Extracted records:

* Begin *

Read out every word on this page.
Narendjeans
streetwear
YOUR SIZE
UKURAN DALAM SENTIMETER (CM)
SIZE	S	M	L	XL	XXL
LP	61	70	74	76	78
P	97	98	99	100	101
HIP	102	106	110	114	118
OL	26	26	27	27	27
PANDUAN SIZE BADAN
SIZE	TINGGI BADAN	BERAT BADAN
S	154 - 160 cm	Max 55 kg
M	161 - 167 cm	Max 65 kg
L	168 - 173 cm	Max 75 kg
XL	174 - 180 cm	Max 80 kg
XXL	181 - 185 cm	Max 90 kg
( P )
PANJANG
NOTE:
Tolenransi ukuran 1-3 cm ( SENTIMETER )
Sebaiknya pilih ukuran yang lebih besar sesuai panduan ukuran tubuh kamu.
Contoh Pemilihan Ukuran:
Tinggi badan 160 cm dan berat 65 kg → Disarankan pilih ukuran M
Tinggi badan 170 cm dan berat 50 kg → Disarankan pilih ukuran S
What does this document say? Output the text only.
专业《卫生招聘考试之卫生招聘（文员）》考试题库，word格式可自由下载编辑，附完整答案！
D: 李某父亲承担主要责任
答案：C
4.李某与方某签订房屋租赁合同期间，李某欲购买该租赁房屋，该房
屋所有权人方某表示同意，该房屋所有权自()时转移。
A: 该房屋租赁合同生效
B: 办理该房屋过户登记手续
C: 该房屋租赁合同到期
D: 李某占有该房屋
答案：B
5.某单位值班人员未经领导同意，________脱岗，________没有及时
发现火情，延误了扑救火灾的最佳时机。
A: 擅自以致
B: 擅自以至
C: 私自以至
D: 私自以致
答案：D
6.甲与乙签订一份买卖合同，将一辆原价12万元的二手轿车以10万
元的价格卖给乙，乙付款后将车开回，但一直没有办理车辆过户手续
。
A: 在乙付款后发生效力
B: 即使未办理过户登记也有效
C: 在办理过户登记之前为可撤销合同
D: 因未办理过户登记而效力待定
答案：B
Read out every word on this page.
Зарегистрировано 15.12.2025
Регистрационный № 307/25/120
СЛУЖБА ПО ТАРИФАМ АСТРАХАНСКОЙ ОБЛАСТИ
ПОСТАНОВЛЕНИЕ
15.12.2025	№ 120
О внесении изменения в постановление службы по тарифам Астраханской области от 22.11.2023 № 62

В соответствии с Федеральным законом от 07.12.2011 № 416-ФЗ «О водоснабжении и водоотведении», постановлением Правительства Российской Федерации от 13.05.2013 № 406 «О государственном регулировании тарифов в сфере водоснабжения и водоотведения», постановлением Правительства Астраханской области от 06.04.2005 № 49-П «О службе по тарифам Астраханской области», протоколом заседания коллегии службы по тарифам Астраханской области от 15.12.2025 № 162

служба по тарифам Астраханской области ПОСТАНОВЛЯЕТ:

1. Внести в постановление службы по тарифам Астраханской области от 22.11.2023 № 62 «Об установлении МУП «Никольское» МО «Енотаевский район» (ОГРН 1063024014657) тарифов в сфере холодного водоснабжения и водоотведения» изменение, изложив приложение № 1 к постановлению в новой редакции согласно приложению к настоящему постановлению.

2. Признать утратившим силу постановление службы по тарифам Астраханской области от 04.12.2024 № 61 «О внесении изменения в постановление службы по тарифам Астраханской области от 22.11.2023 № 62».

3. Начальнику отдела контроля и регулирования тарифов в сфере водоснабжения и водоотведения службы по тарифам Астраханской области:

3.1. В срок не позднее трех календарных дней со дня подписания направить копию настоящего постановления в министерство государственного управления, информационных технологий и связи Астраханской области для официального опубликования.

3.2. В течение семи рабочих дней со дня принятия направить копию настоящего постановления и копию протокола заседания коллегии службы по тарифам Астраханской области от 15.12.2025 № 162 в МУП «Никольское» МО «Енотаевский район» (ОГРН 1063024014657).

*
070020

* End *

* **Given exercise**: Pull out and copy each line containing the string "постановления".

* **Answer to the task**:
3.1. В срок не позднее трех календарных дней со дня подписания направить копию настоящего постановления в министерство государственного управления, информационных технологий и связи Астраханской области для официального опубликования.
3.2. В течение семи рабочих дней со дня принятия направить копию настоящего постановления и копию протокола заседания коллегии службы по тарифам Астраханской области от 15.12.2025 № 162 в МУП «Никольское» МО «Енотаевский район» (ОГРН 1063024014657).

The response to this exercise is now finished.